Find each line containing the string "USDT永续". Copy it.
Start
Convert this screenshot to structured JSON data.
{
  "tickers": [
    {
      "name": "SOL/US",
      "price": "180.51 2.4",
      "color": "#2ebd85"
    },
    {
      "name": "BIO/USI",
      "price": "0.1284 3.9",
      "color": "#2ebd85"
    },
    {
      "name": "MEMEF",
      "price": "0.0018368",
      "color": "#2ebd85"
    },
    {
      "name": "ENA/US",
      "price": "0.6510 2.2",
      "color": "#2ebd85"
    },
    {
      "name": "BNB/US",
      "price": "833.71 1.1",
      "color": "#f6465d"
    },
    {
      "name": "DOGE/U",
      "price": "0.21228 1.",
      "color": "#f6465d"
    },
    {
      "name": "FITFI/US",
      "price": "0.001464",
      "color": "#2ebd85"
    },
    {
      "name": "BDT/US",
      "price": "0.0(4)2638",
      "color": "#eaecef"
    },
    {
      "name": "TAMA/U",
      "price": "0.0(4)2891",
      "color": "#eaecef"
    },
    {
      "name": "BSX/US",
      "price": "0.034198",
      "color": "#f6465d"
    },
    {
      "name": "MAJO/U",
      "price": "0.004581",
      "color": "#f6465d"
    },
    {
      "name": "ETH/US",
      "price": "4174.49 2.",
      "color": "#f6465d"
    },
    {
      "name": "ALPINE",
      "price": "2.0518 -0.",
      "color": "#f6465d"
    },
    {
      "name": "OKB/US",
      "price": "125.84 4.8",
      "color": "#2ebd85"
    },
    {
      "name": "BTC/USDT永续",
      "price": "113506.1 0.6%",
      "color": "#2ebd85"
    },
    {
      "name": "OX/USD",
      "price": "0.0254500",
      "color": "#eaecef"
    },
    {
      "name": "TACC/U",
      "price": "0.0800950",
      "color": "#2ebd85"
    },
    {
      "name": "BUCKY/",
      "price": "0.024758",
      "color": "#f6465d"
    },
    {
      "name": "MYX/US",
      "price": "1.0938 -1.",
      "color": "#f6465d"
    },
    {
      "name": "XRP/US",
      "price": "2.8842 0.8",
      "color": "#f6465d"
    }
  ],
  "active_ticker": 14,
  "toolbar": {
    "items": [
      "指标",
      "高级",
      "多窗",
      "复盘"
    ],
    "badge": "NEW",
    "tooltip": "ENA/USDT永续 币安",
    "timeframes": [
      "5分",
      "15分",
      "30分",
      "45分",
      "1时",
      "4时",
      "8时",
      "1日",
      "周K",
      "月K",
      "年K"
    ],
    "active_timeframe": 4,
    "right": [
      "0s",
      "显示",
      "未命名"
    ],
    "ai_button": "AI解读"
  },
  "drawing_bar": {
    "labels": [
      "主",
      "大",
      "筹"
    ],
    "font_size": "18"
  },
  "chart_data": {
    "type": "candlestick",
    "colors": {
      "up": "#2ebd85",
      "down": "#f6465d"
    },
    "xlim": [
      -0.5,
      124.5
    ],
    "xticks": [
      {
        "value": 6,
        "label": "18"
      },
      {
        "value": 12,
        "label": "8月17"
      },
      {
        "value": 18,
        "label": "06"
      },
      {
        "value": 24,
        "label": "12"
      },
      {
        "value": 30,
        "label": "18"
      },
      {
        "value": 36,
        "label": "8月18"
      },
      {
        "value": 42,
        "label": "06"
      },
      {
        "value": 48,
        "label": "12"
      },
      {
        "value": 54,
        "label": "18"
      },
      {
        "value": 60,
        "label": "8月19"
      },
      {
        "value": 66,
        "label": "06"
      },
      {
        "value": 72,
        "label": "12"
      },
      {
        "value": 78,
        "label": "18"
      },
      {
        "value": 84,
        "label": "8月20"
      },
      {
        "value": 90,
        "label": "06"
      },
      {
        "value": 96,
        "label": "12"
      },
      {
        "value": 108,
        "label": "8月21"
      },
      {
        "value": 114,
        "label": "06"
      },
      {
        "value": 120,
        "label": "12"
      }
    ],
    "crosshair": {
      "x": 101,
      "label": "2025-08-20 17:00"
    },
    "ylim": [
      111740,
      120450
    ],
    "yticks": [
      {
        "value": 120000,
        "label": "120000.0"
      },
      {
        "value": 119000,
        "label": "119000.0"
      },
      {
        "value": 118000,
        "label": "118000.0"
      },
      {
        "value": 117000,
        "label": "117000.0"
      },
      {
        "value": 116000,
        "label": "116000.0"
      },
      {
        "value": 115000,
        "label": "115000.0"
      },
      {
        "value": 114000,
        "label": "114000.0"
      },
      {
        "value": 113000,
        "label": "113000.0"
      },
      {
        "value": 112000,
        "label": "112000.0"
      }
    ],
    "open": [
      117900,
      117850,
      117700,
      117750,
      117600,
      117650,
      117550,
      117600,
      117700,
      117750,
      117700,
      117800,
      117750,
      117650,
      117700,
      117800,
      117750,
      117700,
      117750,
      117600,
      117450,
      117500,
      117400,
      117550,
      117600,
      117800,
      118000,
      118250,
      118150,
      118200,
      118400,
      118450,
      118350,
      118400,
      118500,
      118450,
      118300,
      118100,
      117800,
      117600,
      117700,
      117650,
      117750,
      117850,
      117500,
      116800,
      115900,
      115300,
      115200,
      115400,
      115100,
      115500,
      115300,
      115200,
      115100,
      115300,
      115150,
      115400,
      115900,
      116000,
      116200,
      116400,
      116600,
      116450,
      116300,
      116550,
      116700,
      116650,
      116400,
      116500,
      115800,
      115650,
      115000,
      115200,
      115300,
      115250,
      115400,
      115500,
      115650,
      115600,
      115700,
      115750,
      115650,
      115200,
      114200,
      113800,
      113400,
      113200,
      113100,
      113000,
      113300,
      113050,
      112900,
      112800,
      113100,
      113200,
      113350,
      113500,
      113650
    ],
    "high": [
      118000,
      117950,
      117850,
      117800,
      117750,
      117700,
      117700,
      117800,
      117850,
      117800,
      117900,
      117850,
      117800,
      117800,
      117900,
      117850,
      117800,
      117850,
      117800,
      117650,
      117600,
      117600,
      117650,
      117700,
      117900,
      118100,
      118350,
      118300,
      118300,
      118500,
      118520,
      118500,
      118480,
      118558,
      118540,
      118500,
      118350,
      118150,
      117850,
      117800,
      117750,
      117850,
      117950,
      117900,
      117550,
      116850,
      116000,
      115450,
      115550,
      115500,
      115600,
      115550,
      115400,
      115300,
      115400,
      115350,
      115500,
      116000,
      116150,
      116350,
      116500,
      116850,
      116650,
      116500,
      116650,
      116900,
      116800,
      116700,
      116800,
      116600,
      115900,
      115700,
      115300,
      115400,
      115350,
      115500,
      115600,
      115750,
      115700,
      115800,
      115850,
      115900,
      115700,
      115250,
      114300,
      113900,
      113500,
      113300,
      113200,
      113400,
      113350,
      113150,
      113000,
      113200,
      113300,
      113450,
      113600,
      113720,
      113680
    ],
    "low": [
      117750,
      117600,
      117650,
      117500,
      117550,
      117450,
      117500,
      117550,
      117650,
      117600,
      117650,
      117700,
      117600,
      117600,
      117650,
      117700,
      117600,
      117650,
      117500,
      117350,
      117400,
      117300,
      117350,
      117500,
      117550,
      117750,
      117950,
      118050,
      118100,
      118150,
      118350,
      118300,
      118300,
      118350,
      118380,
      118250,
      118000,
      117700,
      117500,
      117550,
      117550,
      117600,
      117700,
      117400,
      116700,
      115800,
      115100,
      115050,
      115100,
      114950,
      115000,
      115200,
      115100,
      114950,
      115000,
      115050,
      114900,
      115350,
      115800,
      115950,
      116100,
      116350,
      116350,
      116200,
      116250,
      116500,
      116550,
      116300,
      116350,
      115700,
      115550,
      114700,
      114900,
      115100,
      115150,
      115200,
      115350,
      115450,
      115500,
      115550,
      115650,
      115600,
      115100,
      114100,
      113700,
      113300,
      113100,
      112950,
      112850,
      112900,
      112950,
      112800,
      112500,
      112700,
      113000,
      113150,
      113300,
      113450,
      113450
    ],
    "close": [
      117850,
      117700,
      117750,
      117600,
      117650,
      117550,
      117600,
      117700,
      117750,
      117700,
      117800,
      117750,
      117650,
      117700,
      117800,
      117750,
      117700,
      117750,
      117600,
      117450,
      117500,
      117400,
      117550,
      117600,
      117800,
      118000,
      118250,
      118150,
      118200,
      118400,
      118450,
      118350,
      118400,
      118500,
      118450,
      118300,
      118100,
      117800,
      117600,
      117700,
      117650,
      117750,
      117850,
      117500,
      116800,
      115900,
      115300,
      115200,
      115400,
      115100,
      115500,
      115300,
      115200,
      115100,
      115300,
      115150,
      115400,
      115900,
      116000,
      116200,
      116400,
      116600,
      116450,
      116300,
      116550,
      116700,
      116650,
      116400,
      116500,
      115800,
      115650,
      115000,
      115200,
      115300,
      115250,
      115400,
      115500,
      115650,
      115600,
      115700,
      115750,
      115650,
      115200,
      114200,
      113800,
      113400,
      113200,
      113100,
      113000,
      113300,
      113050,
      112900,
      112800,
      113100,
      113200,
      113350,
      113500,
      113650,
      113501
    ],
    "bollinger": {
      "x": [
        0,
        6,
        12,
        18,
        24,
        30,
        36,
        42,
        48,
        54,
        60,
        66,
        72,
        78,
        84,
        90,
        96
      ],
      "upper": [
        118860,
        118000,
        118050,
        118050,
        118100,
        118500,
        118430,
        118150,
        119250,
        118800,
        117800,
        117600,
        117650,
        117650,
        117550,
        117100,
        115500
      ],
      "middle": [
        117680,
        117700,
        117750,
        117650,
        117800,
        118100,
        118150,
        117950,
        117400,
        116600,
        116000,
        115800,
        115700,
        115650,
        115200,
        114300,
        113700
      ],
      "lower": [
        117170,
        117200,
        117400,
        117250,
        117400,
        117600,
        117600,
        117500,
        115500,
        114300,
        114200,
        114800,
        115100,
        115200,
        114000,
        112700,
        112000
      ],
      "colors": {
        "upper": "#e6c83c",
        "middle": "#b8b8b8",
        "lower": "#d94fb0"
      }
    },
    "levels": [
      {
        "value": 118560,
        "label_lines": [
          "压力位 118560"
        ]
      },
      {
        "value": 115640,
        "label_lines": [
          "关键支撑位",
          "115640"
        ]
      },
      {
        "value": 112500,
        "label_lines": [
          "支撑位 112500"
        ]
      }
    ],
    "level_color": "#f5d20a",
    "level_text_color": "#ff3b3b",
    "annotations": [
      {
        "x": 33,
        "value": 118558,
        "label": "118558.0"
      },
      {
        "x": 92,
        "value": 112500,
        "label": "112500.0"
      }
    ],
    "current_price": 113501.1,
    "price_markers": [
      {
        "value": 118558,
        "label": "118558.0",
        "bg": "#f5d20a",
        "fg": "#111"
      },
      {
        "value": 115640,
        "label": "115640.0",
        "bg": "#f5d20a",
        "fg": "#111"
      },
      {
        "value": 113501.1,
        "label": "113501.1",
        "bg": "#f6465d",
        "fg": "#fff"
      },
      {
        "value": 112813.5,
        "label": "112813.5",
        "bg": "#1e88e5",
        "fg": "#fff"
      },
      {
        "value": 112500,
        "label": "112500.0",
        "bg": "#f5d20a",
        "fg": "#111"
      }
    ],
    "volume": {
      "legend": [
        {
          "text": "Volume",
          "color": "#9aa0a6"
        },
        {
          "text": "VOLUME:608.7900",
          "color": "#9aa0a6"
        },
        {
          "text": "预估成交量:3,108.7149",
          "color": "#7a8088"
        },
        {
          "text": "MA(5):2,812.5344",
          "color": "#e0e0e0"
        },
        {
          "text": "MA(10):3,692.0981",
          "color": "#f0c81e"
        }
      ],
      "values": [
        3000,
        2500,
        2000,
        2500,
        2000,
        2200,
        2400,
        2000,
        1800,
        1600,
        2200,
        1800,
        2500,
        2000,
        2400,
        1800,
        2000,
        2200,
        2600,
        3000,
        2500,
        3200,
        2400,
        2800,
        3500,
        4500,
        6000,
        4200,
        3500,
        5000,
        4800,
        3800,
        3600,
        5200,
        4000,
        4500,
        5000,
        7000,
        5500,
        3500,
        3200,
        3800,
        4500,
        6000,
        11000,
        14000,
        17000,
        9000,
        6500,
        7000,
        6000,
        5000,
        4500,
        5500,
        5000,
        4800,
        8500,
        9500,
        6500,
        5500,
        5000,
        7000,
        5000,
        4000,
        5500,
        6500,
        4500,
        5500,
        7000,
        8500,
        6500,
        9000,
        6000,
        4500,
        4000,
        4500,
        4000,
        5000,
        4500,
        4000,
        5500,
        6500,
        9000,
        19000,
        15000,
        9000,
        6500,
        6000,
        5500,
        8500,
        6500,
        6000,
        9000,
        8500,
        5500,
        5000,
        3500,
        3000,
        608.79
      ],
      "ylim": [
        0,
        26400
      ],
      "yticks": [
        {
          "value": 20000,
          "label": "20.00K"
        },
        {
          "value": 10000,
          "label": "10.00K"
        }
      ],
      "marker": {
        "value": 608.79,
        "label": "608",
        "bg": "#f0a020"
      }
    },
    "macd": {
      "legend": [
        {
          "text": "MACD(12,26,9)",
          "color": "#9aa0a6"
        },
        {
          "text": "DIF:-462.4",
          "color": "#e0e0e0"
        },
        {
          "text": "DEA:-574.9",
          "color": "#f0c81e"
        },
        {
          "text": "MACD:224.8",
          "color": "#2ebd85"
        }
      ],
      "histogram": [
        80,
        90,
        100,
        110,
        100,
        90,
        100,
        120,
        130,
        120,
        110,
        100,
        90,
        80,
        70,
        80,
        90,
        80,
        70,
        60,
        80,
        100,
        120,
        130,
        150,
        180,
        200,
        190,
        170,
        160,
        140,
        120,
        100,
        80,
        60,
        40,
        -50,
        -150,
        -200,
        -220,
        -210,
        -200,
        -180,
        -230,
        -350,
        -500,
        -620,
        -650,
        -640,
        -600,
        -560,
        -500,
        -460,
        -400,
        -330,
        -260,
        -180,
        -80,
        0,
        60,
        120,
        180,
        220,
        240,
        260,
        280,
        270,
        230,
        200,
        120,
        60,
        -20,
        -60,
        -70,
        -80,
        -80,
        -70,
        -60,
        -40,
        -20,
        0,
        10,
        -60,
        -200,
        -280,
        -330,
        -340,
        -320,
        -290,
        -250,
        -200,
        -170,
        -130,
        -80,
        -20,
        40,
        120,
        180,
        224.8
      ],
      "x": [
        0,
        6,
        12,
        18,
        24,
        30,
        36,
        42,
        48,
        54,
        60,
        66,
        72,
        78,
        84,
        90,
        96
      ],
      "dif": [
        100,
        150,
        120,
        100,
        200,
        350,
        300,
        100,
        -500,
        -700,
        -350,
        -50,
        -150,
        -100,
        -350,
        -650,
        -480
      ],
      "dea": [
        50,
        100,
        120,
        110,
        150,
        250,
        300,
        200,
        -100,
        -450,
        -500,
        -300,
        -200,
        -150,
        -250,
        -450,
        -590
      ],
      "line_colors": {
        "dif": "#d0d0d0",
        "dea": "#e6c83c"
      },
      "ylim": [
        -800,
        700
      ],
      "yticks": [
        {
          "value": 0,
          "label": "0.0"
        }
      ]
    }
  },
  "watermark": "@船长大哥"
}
End
• EXERCISE OUTPUT
      "name": "BTC/USDT永续",
    "tooltip": "ENA/USDT永续 币安",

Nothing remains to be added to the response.